→ **INSTRUCTION**
Rewrite the data as a JSON list of strings, one string per line with blank lines omitted, starting with the line that contains "- underline-checkbox[interactable]: [47, 450, 67, 470]" and going on through the line that contains "- list-item[interactable]: Terminal: [34, 269, 318, 293]". Include only those lines.

→ **SUPPLIED MATERIAL**
* Begin *

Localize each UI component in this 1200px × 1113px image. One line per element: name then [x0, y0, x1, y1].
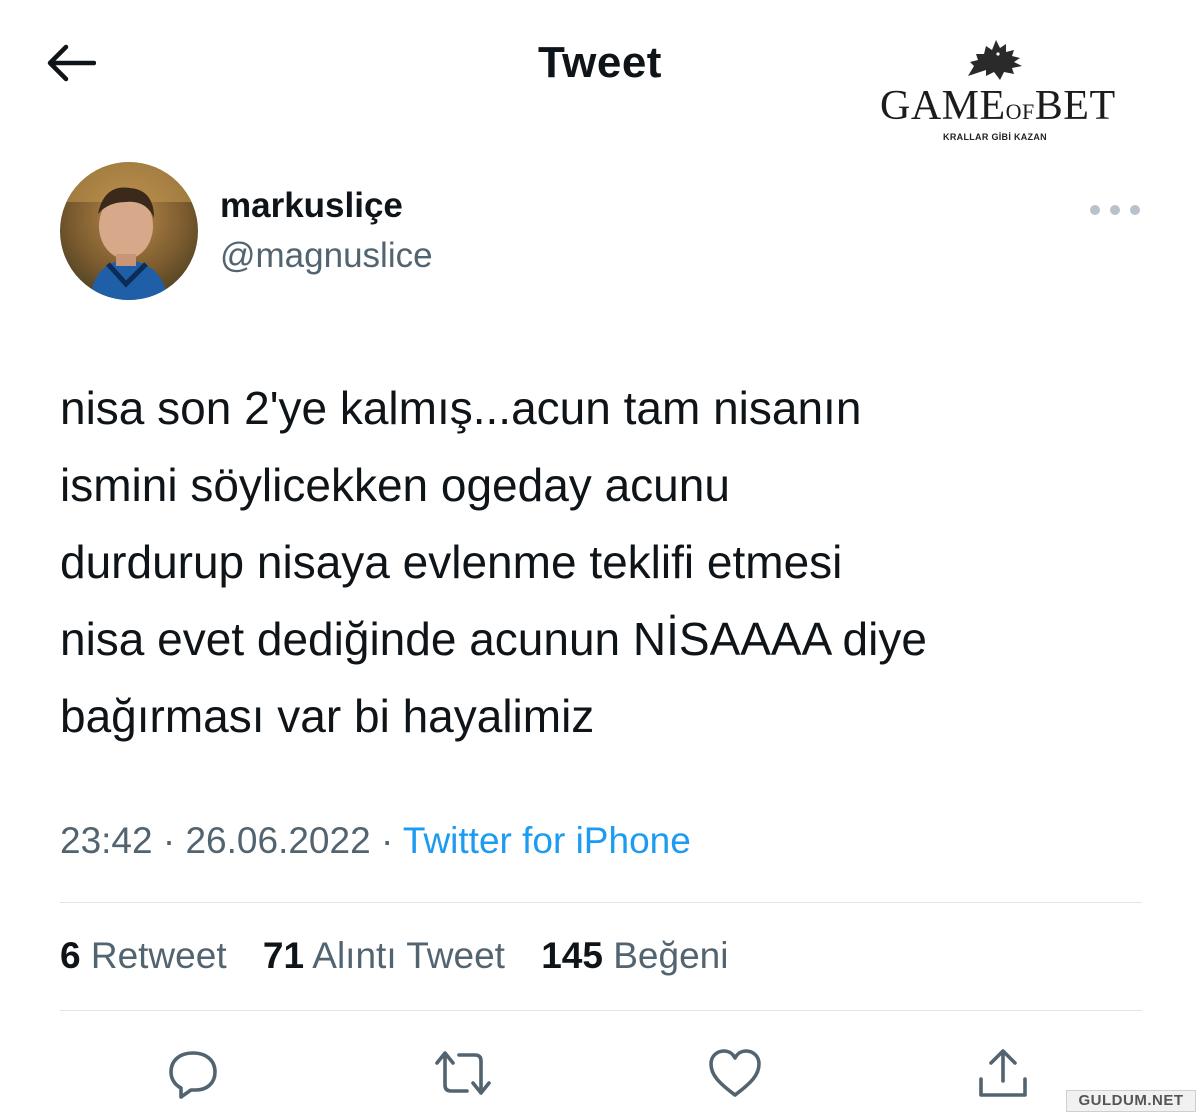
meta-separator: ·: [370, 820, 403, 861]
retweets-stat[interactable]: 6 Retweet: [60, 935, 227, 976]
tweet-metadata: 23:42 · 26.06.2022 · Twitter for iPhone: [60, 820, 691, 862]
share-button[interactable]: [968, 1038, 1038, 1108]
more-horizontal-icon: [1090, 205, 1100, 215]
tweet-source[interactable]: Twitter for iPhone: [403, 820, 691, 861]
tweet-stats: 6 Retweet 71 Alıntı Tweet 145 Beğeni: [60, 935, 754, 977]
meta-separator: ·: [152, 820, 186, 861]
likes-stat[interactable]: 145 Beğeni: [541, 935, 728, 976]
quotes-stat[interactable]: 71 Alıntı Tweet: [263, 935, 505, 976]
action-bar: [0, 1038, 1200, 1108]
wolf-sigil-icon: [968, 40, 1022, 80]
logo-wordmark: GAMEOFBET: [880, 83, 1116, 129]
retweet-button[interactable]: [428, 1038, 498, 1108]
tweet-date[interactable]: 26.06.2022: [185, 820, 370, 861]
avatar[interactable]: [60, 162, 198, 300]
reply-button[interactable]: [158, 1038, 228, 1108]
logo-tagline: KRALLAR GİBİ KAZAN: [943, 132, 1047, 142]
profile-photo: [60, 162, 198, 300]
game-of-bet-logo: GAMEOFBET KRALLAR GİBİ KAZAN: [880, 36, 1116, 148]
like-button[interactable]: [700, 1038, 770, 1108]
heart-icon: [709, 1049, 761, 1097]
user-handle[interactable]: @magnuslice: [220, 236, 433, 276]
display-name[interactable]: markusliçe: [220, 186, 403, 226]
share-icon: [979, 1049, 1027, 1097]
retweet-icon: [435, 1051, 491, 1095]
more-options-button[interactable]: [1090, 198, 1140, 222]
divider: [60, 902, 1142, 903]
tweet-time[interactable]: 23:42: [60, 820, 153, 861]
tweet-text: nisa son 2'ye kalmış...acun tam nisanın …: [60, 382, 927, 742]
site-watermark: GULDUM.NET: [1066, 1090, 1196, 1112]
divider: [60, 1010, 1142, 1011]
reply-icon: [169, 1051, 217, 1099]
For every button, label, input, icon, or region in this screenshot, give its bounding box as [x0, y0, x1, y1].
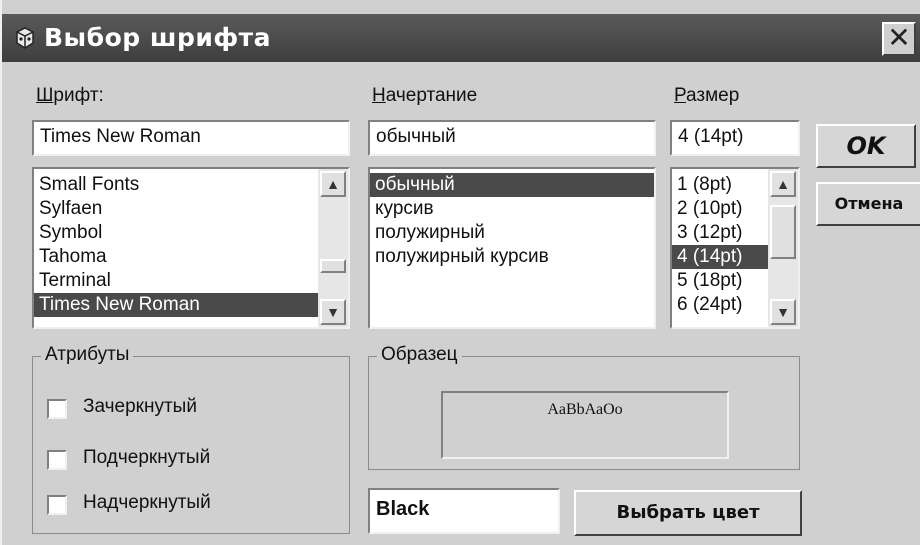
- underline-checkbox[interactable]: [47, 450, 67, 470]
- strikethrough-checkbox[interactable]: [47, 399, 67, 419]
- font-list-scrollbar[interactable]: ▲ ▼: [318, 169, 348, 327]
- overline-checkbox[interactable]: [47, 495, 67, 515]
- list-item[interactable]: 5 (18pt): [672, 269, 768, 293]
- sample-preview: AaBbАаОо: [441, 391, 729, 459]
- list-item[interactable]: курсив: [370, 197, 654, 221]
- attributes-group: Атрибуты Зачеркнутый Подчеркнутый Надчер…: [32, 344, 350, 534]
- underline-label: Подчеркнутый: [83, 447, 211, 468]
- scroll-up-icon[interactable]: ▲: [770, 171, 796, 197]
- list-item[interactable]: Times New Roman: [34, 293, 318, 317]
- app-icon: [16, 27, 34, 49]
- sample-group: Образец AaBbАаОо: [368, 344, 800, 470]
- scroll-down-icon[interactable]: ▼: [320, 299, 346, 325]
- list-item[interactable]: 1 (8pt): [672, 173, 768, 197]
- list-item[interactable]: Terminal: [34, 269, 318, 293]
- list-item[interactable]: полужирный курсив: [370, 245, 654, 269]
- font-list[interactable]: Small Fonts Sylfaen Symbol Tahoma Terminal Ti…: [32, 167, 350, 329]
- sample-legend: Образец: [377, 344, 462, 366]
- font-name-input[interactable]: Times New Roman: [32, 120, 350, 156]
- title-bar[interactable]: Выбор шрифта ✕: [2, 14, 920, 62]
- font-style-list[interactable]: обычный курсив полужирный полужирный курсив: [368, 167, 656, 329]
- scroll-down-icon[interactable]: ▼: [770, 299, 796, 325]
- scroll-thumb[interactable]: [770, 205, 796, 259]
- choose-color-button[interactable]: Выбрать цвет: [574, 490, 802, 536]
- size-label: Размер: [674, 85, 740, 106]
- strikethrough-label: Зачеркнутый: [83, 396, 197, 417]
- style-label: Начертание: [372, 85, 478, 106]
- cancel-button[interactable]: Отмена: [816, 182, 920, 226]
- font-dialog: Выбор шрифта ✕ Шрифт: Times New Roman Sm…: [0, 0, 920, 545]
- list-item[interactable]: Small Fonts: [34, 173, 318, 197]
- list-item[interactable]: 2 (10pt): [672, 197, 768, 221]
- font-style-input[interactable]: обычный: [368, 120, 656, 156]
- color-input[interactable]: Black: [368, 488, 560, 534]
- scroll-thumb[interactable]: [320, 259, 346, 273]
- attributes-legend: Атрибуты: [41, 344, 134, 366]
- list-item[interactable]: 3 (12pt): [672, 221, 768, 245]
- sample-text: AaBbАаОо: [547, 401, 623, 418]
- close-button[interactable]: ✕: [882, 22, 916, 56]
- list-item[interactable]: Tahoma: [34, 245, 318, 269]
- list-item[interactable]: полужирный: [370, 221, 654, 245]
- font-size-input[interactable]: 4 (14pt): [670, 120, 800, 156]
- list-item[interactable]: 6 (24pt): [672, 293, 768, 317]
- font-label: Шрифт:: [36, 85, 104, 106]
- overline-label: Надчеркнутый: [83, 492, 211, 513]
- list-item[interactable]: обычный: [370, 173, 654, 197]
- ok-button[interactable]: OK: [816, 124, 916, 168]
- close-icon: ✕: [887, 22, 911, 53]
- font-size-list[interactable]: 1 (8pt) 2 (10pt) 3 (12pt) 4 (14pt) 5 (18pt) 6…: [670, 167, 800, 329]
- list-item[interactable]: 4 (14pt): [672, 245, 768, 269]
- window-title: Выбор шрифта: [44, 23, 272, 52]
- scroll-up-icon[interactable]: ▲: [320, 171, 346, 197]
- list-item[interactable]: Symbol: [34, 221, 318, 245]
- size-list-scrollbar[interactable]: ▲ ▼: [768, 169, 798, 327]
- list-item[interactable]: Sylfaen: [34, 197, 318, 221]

* End *

→ **EXERCISE RESULT**
[
  "- underline-checkbox[interactable]: [47, 450, 67, 470]",
  "- strikethrough-checkbox[interactable]: [47, 399, 67, 419]",
  "- font-list-scrollbar[interactable]: ▲ ▼: [318, 169, 348, 327]",
  "- overline-checkbox[interactable]: [47, 495, 67, 515]",
  "- list-item[interactable]: 5 (18pt): [672, 269, 768, 293]",
  "- sample-preview: AaBbАаОо: [441, 391, 729, 459]",
  "- list-item[interactable]: курсив: [370, 197, 654, 221]",
  "- attributes-group: Атрибуты Зачеркнутый Подчеркнутый Надчер…: [32, 344, 350, 534]",
  "- underline-label: Подчеркнутый: [83, 447, 211, 468]",
  "- scroll-up-icon[interactable]: ▲: [770, 171, 796, 197]",
  "- list-item[interactable]: Times New Roman: [34, 293, 318, 317]",
  "- app-icon: [16, 27, 34, 49]",
  "- sample-group: Образец AaBbАаОо: [368, 344, 800, 470]",
  "- scroll-down-icon[interactable]: ▼: [320, 299, 346, 325]",
  "- list-item[interactable]: 1 (8pt): [672, 173, 768, 197]",
  "- list-item[interactable]: Terminal: [34, 269, 318, 293]"
]